WORK INSTRUCTIONS -> Copy out the entries word for word, beginning at the first line and ending with the line that contains "expenses-point: [530, 160, 543, 173]", including both of those lines.

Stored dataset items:
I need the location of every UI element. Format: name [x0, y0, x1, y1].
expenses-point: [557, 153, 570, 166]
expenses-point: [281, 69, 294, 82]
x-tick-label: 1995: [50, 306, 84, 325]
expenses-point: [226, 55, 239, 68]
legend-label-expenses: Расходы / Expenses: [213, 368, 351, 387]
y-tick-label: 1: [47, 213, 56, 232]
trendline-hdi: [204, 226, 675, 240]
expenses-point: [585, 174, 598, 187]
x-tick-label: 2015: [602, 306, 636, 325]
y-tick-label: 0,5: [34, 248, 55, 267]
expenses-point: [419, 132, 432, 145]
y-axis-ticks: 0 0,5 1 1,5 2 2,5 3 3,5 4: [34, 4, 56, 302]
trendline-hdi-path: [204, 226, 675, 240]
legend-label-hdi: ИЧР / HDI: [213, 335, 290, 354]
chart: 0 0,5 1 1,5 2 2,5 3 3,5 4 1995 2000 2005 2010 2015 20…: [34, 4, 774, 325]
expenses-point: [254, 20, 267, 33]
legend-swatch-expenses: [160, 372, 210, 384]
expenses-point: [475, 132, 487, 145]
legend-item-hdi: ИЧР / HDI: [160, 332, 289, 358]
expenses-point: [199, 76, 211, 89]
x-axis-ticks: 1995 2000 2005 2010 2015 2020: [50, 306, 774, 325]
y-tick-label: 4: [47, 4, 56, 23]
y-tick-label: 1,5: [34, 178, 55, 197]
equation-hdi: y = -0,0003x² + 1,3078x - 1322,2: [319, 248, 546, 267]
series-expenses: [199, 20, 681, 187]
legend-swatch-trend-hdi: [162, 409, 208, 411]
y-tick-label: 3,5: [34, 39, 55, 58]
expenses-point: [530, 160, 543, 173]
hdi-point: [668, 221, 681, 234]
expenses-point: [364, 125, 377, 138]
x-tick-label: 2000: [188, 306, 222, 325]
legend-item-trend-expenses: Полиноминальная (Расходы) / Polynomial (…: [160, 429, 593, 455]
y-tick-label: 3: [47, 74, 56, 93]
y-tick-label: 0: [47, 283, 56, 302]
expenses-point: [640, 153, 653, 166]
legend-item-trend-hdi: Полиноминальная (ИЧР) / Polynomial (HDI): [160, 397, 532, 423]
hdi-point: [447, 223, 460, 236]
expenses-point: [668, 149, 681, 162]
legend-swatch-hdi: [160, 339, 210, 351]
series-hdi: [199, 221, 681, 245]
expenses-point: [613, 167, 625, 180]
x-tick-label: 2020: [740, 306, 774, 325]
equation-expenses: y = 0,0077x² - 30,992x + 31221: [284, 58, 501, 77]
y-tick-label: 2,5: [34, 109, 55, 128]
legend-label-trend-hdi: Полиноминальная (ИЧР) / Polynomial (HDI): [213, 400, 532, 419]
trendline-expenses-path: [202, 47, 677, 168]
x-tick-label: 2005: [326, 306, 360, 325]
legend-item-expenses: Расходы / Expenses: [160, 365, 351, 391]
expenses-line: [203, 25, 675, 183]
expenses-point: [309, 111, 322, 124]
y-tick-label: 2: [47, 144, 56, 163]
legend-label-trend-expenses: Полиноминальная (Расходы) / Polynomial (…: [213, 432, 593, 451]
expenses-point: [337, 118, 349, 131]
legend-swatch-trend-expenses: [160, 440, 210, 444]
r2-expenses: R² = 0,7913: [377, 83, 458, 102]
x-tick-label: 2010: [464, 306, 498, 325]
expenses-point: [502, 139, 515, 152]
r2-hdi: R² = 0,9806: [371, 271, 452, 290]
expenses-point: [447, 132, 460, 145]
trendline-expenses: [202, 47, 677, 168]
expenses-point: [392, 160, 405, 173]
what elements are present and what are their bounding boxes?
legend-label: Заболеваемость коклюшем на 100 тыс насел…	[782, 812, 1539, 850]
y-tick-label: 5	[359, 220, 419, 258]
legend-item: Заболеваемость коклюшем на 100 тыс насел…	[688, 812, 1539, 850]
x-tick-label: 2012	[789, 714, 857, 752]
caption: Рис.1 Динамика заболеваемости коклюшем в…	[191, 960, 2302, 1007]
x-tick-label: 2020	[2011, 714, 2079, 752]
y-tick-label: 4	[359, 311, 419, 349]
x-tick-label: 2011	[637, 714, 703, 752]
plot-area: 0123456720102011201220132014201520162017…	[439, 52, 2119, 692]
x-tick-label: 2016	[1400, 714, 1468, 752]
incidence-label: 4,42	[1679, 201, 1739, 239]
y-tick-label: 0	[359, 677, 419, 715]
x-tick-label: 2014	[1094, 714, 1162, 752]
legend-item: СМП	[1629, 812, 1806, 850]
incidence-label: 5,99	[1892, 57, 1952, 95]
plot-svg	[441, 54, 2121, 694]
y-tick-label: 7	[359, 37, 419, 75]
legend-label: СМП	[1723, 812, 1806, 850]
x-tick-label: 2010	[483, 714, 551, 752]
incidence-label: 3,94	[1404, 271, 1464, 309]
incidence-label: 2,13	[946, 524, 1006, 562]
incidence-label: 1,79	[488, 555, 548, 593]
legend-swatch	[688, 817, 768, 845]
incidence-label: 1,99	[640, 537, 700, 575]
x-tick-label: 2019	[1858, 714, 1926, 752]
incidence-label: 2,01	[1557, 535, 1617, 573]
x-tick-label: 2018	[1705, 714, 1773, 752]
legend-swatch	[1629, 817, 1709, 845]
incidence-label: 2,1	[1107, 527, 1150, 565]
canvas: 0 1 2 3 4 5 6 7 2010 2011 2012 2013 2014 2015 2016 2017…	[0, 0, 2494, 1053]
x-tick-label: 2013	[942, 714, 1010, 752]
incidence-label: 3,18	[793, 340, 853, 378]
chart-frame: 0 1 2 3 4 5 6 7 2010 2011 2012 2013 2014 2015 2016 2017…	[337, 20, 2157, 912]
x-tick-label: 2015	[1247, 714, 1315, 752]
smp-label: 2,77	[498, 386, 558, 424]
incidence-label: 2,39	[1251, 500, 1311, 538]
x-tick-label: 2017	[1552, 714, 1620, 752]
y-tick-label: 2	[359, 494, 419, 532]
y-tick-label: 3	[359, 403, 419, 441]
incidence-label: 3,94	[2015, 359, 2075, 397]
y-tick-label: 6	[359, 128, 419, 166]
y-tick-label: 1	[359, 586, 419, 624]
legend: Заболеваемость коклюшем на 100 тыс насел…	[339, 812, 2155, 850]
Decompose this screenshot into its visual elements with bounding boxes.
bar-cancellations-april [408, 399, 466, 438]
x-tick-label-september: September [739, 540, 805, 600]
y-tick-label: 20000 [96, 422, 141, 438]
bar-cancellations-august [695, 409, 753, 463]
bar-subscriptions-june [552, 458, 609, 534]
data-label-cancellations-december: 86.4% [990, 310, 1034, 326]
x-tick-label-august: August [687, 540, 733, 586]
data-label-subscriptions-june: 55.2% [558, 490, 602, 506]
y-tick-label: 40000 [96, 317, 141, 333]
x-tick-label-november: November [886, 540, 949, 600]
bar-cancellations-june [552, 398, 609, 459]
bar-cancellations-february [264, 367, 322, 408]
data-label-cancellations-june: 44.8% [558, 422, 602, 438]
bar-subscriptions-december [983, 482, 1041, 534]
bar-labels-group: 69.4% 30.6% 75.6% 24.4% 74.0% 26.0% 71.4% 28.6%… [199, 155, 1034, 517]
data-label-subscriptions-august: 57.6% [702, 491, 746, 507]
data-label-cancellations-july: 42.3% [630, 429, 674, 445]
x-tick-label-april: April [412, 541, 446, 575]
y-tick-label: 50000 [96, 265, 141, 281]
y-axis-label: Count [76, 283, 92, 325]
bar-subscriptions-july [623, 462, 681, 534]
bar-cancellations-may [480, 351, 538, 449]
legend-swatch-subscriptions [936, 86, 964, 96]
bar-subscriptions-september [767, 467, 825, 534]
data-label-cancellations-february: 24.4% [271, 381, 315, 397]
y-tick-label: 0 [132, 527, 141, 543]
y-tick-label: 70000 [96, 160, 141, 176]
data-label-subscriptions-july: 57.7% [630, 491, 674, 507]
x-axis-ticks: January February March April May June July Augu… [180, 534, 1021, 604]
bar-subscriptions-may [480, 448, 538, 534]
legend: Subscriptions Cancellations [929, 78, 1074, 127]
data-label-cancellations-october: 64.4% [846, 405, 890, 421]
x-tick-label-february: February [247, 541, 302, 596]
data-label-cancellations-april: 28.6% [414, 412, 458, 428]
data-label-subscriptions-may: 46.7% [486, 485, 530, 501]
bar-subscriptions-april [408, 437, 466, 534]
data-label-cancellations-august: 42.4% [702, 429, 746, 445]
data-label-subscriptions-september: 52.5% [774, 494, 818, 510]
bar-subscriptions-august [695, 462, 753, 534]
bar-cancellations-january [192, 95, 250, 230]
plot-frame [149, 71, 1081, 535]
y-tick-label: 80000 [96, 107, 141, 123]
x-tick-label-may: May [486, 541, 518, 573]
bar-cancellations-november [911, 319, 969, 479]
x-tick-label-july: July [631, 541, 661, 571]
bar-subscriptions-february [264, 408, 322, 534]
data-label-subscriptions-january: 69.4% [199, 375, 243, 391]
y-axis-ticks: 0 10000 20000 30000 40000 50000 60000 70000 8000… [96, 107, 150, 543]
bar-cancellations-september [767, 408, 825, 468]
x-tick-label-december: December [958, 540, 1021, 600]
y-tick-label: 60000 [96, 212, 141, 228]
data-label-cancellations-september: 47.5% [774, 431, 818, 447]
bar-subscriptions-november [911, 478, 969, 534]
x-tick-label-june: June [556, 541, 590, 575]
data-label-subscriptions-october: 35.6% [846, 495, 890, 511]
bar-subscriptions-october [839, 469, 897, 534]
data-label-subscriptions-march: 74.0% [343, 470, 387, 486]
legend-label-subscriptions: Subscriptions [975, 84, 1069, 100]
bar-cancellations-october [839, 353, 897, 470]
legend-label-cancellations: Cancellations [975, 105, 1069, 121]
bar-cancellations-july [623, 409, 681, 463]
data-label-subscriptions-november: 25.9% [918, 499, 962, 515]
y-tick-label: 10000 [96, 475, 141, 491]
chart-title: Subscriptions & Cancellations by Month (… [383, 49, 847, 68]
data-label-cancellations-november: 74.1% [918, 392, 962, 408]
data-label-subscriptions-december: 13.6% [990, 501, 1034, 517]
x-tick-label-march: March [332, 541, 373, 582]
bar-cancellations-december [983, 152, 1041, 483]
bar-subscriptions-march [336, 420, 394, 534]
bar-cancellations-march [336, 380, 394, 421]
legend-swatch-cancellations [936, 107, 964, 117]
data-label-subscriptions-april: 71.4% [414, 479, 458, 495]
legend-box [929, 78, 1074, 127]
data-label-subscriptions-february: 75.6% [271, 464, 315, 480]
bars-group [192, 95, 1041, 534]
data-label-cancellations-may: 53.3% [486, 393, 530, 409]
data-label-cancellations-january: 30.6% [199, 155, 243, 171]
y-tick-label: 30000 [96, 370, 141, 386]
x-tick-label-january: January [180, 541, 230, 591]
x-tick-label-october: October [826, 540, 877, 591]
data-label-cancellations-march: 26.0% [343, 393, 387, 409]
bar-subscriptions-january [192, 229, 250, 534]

COMPLETE RESPONSE ->
I need the location of every UI element. Format: name [x0, y0, x1, y1].
expenses-point: [557, 153, 570, 166]
expenses-point: [281, 69, 294, 82]
x-tick-label: 1995: [50, 306, 84, 325]
expenses-point: [226, 55, 239, 68]
legend-label-expenses: Расходы / Expenses: [213, 368, 351, 387]
y-tick-label: 1: [47, 213, 56, 232]
trendline-hdi: [204, 226, 675, 240]
expenses-point: [585, 174, 598, 187]
x-tick-label: 2015: [602, 306, 636, 325]
y-tick-label: 0,5: [34, 248, 55, 267]
expenses-point: [419, 132, 432, 145]
y-axis-ticks: 0 0,5 1 1,5 2 2,5 3 3,5 4: [34, 4, 56, 302]
trendline-hdi-path: [204, 226, 675, 240]
legend-label-hdi: ИЧР / HDI: [213, 335, 290, 354]
chart: 0 0,5 1 1,5 2 2,5 3 3,5 4 1995 2000 2005 2010 2015 20…: [34, 4, 774, 325]
expenses-point: [254, 20, 267, 33]
legend-swatch-expenses: [160, 372, 210, 384]
expenses-point: [475, 132, 487, 145]
legend-item-hdi: ИЧР / HDI: [160, 332, 289, 358]
expenses-point: [199, 76, 211, 89]
x-axis-ticks: 1995 2000 2005 2010 2015 2020: [50, 306, 774, 325]
y-tick-label: 4: [47, 4, 56, 23]
y-tick-label: 1,5: [34, 178, 55, 197]
equation-hdi: y = -0,0003x² + 1,3078x - 1322,2: [319, 248, 546, 267]
series-expenses: [199, 20, 681, 187]
legend-swatch-trend-hdi: [162, 409, 208, 411]
y-tick-label: 3,5: [34, 39, 55, 58]
expenses-point: [530, 160, 543, 173]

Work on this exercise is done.